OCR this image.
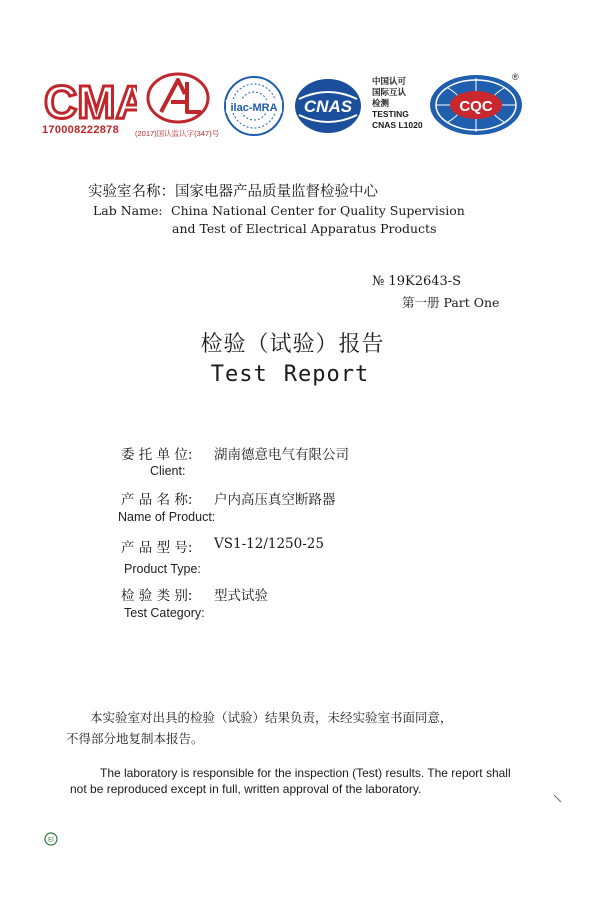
CMA
170008222878 (2017)国认监认字(347)号
ilac-MRA CNAS
中国认可
国际互认
检测
TESTING
CNAS L1020
CQC
®
实验室名称：国家电器产品质量监督检验中心
Lab Name: China National Center for Quality Supervision
and Test of Electrical Apparatus Products
№ 19K2643-S
第一册 Part One
检验（试验）报告
Test Report
委 托 单 位: 湖南德意电气有限公司
Client:
产 品 名 称: 户内高压真空断路器
Name of Product:
产 品 型 号: VS1-12/1250-25
Product Type:
检 验 类 别: 型式试验
Test Category:
本实验室对出具的检验（试验）结果负责，未经实验室书面同意，
不得部分地复制本报告。
The laboratory is responsible for the inspection (Test) results. The report shall
not be reproduced except in full, written approval of the laboratory.
EI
══════════════════════════════
Prompt:
Make an exact copy of the data, leaving its pictures out.

The output:
OCR this image.
CMA
170008222878 (2017)国认监认字(347)号
ilac-MRA CNAS
中国认可
国际互认
检测
TESTING
CNAS L1020
CQC
®
实验室名称：国家电器产品质量监督检验中心
Lab Name: China National Center for Quality Supervision
and Test of Electrical Apparatus Products
№ 19K2643-S
第一册 Part One
检验（试验）报告
Test Report
委 托 单 位: 湖南德意电气有限公司
Client:
产 品 名 称: 户内高压真空断路器
Name of Product:
产 品 型 号: VS1-12/1250-25
Product Type:
检 验 类 别: 型式试验
Test Category:
本实验室对出具的检验（试验）结果负责，未经实验室书面同意，
不得部分地复制本报告。
The laboratory is responsible for the inspection (Test) results. The report shall
not be reproduced except in full, written approval of the laboratory.
EI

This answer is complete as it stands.